Trecho do texto:
☆ ☆ ☆ ☆

Quanto aos pais e outros adultos, eles não devem tolher ou recriminar os filhos por isso. Pelo contrário, é muito importante que eles passem por essas experiências desenvolvedoras. “Dessa forma, não é obrigatório que ao inventar mitos, os pais estejam criando um problema — para os filhos e para si. É preciso compreender como se fosse um romance, uma novela, um filme“, informa Wimer Bottura Junior, psiquiatra com especialização em psiquiatria infantil pelo Instituto de Psiquiatria da Faculdade de Medicina da Universidade de São Paulo (FMUSP).
Se não quiserem participar, ou não se sentirem seguros para “entrar em cena”, os cuidadores da criança podem então mudar o foco e iniciar outro passatempo e, caso ela insista, por exemplo, em ir ao “parque dos dinossauros”, tratar o pedido com espontaneidade e descontração, oferecendo até a possibilidade de se conhecer um parque parecido. Já o encontro com o Papai Noel pode ocorrer no shopping ou em casa e com o Homem-Aranha na festa de aniversário. Só não é indicado ignorar, negar ou fazer piada do que ela conta com empolgação e considera real.

☆ ☆ ☆ ☆

Dados de previsão de caixas delimitadoras:
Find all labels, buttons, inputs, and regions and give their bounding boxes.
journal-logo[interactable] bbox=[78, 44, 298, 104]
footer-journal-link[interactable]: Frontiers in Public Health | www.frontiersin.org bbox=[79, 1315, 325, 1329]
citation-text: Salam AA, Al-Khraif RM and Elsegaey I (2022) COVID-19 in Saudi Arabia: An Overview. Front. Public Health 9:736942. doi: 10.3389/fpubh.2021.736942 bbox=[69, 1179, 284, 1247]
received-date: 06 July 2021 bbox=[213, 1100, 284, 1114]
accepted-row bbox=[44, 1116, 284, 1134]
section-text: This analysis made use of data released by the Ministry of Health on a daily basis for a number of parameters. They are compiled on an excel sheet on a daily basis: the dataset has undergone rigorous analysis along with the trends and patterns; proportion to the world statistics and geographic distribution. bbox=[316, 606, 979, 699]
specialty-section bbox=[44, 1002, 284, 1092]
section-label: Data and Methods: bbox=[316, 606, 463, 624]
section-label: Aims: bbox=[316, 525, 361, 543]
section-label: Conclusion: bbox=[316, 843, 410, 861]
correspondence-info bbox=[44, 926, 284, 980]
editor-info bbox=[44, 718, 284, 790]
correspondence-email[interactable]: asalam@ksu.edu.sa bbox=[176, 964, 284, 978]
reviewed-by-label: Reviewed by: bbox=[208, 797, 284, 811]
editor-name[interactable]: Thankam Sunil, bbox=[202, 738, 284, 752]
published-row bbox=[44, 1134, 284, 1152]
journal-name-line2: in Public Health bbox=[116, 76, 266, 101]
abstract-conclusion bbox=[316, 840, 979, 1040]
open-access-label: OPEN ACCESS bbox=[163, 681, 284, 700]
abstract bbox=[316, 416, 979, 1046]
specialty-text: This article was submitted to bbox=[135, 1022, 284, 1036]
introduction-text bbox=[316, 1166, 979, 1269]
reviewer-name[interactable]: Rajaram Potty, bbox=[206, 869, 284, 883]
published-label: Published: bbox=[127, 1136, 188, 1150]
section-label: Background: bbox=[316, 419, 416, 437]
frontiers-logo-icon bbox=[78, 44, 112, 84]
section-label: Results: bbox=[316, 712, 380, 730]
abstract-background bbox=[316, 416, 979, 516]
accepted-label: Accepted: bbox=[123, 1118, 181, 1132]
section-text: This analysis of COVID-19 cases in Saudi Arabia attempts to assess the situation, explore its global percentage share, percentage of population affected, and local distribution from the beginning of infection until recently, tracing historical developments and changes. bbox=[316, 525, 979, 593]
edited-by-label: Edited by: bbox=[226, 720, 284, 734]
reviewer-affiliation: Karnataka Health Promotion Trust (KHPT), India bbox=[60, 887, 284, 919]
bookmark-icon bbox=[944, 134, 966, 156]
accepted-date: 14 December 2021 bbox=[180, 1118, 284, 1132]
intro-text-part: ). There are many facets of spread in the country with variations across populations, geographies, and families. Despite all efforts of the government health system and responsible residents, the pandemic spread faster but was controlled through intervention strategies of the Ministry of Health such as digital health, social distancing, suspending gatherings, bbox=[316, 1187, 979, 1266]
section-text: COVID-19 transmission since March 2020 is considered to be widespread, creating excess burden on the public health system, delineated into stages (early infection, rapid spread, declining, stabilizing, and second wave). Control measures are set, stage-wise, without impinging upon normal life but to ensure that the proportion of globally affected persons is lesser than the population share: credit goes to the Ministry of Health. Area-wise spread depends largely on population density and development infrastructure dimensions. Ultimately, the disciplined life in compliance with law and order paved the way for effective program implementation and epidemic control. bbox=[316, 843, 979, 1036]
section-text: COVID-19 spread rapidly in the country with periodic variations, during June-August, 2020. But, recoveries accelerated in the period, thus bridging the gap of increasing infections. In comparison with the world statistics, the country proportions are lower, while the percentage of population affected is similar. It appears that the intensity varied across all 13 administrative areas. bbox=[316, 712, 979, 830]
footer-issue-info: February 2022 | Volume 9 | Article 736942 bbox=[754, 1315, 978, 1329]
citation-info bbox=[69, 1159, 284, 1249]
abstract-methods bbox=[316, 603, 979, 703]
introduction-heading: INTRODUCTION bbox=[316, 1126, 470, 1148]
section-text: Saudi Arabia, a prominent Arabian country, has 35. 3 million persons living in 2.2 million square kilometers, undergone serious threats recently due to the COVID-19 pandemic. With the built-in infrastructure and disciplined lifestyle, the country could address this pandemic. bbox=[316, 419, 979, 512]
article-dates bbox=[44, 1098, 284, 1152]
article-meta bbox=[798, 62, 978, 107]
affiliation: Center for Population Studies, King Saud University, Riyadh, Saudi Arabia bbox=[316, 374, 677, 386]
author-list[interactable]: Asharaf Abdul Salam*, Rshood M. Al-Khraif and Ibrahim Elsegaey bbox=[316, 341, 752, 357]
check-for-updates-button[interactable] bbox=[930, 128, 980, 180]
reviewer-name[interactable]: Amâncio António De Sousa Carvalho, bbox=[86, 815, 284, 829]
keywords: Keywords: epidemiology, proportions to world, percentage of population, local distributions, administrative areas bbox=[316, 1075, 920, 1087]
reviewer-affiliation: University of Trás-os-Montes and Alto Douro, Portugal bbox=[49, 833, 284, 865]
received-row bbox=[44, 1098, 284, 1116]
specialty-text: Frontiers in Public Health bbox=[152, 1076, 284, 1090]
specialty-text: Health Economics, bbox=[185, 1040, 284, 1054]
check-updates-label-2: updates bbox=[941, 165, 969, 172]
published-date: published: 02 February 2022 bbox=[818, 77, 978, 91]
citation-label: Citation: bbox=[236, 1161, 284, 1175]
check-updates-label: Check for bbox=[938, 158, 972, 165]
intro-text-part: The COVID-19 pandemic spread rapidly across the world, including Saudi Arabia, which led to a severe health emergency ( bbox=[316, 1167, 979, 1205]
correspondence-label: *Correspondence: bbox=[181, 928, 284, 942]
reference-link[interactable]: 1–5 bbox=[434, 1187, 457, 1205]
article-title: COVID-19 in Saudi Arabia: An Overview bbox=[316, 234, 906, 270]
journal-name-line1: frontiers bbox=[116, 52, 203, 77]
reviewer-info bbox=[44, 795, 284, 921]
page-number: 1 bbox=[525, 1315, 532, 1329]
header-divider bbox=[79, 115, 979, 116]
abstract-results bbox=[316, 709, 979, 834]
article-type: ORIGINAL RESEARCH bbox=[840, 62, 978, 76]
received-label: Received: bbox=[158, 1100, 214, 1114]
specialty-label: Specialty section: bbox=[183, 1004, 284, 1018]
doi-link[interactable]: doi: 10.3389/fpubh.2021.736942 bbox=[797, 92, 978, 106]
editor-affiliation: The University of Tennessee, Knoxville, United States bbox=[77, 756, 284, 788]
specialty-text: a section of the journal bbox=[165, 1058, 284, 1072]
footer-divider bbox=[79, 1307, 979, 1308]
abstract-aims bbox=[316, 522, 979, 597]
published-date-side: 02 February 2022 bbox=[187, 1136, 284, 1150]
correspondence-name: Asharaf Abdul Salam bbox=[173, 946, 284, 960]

☆ ☆ ☆ ☆

No texto sobre a fantasia na infância, reescreva o trecho que começa com as palavras "Se não quiserem" e termina com "e considera real.", trocando "Papai Noel" por "Coelho da Páscoa". Os dados não têm nenhuma relação com esta atividade.

Se não quiserem participar, ou não se sentirem seguros para “entrar em cena”, os cuidadores da criança podem então mudar o foco e iniciar outro passatempo e, caso ela insista, por exemplo, em ir ao “parque dos dinossauros”, tratar o pedido com espontaneidade e descontração, oferecendo até a possibilidade de se conhecer um parque parecido. Já o encontro com o Coelho da Páscoa pode ocorrer no shopping ou em casa e com o Homem-Aranha na festa de aniversário. Só não é indicado ignorar, negar ou fazer piada do que ela conta com empolgação e considera real.